Written problem
Locate each line with the string "producción" in the listing below and copy it.
________________________________________
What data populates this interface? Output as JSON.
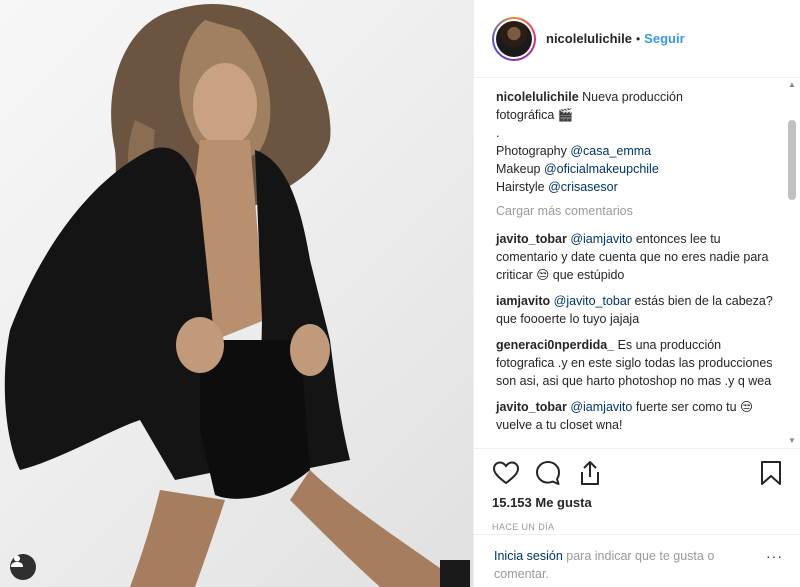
{
  "header": {
    "username": "nicolelulichile",
    "separator": "•",
    "follow_label": "Seguir"
  },
  "caption": {
    "username": "nicolelulichile",
    "lines": [
      "Nueva producción",
      "fotográfica 🎬",
      ".",
      "Photography ",
      "Makeup ",
      "Hairstyle "
    ],
    "mentions": [
      "@casa_emma",
      "@oficialmakeupchile",
      "@crisasesor"
    ]
  },
  "load_more_label": "Cargar más comentarios",
  "comments": [
    {
      "username": "javito_tobar",
      "mention": "@iamjavito",
      "text": " entonces lee tu comentario y date cuenta que no eres nadie para criticar 😒 que estúpido"
    },
    {
      "username": "iamjavito",
      "mention": "@javito_tobar",
      "text": " estás bien de la cabeza? que foooerte lo tuyo jajaja"
    },
    {
      "username": "generaci0nperdida_",
      "mention": "",
      "text": " Es una producción fotografica .y en este siglo todas las producciones son asi, asi que harto photoshop no mas .y q wea"
    },
    {
      "username": "javito_tobar",
      "mention": "@iamjavito",
      "text": " fuerte ser como tu 😒 vuelve a tu closet wna!"
    }
  ],
  "likes": "15.153 Me gusta",
  "timestamp": "HACE UN DÍA",
  "login": {
    "link": "Inicia sesión",
    "text": " para indicar que te gusta o comentar.",
    "more": "···"
  },
  "scrollbar": {
    "up": "▲",
    "down": "▼"
  },
  "icons": {
    "like": "heart-icon",
    "comment": "comment-icon",
    "share": "share-icon",
    "save": "bookmark-icon",
    "user_tag": "user-tag-icon"
  },
  "colors": {
    "link_blue": "#3897f0",
    "mention_blue": "#003569",
    "muted_gray": "#999999",
    "text": "#262626"
  }
}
________________________________________
Answer to this problem
      "Nueva producción",
      "text": " Es una producción fotografica .y en este siglo todas las producciones son asi, asi que harto photoshop no mas .y q wea"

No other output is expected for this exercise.